_TASK TO COMPLETE_. From the entries that follow, pick out all lines holding "equipment".

_EXERCISE MATERIAL_.
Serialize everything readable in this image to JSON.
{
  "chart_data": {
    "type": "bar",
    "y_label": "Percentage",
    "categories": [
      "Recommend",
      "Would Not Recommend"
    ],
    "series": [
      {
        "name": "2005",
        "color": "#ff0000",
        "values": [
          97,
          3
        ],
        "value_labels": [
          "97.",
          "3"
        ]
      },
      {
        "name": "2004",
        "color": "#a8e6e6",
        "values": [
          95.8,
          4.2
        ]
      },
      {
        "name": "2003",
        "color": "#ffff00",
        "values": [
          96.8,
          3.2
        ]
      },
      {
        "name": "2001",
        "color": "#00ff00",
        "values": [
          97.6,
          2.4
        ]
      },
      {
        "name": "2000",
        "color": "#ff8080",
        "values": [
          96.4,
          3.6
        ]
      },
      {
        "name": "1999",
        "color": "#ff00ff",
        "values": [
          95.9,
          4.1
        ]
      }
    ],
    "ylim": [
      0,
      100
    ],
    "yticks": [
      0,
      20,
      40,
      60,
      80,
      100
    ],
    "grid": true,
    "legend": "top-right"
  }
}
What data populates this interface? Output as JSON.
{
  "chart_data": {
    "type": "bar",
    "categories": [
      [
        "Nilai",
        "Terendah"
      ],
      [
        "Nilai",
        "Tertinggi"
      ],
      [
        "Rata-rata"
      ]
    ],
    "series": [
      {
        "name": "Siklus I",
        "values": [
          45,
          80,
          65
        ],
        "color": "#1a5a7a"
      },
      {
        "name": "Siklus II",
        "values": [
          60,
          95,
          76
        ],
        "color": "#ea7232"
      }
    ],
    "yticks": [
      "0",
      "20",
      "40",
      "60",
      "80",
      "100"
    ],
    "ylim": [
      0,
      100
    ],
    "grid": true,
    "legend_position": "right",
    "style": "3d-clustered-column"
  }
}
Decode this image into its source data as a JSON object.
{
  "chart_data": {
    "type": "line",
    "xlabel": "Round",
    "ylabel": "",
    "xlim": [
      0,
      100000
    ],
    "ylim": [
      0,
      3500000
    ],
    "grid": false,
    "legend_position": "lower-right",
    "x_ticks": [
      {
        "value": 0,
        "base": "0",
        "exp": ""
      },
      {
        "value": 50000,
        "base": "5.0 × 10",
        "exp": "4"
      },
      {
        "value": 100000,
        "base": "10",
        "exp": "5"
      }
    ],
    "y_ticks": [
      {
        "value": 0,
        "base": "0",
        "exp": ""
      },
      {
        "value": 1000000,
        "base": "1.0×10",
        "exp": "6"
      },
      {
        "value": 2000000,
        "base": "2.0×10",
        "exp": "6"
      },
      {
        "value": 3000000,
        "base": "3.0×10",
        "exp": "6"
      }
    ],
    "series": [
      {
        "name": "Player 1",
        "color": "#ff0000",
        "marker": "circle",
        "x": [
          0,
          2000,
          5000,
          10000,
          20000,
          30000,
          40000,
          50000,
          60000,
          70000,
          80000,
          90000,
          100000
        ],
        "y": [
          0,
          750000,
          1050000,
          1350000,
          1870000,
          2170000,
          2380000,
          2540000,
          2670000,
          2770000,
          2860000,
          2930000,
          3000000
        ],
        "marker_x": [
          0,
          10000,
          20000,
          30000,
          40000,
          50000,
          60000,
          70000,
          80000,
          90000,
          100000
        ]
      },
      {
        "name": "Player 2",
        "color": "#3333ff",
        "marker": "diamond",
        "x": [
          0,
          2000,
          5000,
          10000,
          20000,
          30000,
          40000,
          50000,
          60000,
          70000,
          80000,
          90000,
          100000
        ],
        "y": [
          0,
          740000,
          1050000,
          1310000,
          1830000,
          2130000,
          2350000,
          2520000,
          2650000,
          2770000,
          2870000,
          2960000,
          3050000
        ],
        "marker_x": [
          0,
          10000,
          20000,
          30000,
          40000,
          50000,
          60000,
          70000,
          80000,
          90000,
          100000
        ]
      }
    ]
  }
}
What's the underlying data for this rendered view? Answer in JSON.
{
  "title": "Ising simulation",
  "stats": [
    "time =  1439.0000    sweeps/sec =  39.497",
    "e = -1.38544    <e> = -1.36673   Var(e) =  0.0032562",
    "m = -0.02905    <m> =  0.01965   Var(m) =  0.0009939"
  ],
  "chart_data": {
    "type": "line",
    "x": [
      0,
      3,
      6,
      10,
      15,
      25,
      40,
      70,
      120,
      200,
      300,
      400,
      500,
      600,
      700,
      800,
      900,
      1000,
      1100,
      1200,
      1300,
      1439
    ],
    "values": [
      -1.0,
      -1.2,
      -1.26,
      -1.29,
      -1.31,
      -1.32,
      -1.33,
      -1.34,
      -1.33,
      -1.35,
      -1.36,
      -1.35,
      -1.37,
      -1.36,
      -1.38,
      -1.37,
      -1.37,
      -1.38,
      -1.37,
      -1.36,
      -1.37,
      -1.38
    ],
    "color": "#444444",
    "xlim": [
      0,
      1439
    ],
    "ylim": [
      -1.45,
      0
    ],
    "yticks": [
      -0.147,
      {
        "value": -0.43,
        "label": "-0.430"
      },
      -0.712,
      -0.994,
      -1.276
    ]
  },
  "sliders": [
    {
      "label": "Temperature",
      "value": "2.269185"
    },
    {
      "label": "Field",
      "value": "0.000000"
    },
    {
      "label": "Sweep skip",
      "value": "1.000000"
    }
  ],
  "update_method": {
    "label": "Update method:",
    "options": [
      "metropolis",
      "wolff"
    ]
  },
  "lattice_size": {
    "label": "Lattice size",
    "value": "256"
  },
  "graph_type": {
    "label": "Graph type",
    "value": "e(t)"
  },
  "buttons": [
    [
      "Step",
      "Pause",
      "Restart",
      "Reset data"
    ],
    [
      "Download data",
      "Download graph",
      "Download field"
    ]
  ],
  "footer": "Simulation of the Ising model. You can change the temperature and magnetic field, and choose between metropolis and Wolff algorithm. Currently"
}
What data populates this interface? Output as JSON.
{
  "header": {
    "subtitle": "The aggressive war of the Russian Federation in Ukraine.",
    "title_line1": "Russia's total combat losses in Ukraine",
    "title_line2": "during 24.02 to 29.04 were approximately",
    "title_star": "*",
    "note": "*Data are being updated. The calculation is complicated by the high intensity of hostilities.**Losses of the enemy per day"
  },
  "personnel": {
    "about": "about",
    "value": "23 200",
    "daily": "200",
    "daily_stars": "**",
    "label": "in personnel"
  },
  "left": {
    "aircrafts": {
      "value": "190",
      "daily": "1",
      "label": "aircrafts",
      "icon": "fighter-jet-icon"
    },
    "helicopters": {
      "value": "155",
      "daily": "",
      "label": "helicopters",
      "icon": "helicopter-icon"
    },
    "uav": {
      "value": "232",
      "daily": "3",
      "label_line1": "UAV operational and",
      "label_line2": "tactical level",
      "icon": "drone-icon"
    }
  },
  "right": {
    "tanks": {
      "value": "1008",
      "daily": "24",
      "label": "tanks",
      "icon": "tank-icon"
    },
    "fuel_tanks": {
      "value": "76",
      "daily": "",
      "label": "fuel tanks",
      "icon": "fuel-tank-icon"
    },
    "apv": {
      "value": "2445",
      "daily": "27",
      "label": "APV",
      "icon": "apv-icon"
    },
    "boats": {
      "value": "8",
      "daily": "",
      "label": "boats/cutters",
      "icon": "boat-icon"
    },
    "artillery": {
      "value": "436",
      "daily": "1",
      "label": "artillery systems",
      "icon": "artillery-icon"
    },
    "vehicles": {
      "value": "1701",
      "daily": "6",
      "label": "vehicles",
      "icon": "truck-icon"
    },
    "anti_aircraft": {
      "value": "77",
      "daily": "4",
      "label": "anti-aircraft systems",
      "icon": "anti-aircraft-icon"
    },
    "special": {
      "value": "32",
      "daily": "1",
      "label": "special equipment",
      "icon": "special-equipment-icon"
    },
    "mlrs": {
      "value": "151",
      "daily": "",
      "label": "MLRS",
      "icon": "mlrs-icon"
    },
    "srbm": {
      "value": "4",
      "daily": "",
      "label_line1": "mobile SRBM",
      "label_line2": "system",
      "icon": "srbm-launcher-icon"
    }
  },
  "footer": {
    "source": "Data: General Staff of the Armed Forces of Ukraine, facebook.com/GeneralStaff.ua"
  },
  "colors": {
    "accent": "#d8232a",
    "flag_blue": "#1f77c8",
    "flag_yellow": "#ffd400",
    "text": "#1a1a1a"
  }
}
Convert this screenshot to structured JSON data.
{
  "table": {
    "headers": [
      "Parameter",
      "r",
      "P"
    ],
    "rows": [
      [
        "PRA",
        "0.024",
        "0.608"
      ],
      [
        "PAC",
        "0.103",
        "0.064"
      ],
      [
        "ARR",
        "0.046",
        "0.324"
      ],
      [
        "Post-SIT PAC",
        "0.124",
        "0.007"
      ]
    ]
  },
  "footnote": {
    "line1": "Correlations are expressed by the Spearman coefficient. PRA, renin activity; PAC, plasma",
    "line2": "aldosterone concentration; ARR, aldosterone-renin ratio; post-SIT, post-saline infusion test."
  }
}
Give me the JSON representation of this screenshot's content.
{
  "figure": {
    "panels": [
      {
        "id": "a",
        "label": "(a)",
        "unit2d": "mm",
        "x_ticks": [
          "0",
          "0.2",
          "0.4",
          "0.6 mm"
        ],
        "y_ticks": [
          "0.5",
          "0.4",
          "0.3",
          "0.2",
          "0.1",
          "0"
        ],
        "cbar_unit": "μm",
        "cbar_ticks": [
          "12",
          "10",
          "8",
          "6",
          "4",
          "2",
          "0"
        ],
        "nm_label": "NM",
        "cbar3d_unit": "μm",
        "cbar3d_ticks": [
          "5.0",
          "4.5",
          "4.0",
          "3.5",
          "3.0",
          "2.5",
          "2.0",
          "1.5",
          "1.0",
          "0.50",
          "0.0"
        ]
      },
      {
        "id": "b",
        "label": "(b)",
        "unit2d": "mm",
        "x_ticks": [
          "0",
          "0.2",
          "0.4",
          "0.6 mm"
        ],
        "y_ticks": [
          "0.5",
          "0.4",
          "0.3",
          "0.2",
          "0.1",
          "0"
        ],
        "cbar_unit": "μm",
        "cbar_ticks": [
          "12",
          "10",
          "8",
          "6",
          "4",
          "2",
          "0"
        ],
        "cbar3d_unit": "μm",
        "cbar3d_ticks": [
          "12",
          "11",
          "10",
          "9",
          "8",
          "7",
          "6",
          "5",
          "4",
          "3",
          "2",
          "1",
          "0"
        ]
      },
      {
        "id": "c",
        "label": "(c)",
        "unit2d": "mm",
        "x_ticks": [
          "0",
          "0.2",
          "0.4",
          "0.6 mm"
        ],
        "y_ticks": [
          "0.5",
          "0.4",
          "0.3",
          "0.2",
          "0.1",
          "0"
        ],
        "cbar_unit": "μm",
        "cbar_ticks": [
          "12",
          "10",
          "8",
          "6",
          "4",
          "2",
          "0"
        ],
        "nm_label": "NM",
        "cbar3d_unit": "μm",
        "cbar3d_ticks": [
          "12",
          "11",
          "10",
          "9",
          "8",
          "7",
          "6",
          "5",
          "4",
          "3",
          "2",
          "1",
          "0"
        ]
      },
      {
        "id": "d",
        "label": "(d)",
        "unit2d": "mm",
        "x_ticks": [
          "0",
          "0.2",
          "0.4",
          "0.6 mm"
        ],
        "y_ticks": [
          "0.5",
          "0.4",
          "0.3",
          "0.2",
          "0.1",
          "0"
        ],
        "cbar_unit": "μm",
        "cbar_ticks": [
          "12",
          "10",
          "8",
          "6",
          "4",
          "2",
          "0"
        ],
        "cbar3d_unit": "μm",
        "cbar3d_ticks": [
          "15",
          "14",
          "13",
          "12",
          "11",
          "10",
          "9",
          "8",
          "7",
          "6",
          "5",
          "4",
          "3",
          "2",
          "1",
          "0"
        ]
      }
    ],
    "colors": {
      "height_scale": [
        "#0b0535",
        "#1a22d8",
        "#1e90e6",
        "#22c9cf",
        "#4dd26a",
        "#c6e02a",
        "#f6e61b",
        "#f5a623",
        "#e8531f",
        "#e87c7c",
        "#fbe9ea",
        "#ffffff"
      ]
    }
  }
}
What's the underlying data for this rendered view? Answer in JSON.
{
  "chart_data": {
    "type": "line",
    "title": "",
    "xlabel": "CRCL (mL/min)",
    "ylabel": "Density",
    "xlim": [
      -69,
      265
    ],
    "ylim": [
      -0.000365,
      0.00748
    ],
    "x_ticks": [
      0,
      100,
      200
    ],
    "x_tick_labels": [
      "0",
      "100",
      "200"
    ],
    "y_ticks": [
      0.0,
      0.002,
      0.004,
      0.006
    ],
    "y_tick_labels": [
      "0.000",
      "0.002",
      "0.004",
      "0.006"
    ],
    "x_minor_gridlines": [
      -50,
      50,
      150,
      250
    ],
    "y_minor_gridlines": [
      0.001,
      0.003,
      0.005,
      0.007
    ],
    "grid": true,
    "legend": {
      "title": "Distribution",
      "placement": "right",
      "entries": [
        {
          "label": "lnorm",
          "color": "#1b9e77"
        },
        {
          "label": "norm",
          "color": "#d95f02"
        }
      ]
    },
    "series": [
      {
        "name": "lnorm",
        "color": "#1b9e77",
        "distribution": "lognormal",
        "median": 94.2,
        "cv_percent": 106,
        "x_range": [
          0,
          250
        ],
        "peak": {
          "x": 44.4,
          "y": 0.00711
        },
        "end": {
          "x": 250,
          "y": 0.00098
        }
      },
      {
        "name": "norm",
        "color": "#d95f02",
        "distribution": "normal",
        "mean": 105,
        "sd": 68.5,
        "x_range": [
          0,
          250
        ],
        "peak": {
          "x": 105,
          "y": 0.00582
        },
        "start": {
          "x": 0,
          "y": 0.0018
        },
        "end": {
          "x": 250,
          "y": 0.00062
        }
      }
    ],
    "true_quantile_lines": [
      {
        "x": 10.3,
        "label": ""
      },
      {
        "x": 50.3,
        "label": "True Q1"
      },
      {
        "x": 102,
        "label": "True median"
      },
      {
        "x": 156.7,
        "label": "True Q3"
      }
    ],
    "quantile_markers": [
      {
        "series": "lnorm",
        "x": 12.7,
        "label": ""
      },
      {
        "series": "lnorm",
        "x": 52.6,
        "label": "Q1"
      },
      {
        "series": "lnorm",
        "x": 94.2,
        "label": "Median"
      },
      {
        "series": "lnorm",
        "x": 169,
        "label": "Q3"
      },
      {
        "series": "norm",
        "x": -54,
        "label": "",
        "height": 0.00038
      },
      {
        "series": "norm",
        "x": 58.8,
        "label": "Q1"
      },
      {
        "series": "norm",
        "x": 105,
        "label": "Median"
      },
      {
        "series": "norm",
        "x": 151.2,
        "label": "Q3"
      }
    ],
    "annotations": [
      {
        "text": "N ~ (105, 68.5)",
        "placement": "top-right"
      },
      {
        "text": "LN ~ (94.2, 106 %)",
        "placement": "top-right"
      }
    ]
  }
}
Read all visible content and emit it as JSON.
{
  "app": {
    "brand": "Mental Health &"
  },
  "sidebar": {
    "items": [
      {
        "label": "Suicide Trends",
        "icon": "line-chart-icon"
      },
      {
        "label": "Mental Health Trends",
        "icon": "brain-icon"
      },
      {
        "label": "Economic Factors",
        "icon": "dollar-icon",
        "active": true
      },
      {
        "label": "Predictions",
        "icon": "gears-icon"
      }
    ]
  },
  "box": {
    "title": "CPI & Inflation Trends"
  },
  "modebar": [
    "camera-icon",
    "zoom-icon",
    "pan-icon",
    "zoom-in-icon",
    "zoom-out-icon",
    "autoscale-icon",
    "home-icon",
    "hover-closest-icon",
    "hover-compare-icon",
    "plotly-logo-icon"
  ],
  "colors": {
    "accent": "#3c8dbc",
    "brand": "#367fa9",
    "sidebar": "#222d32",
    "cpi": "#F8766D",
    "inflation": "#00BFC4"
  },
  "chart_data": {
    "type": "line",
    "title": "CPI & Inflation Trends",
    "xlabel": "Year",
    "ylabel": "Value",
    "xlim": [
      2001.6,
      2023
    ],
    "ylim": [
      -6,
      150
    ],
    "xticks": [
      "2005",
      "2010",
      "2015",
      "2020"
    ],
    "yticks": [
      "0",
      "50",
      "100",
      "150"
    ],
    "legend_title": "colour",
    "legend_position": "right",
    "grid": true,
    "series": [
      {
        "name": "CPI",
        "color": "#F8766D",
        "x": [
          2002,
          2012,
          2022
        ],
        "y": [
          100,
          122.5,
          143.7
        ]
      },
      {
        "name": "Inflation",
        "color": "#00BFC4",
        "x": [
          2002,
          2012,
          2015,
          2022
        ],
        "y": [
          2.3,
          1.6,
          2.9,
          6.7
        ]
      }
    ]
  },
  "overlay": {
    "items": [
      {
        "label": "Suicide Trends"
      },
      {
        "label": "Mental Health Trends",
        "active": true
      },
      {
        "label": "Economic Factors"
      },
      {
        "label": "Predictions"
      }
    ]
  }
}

_THE RESULT_.
      "label": "special equipment",
      "icon": "special-equipment-icon"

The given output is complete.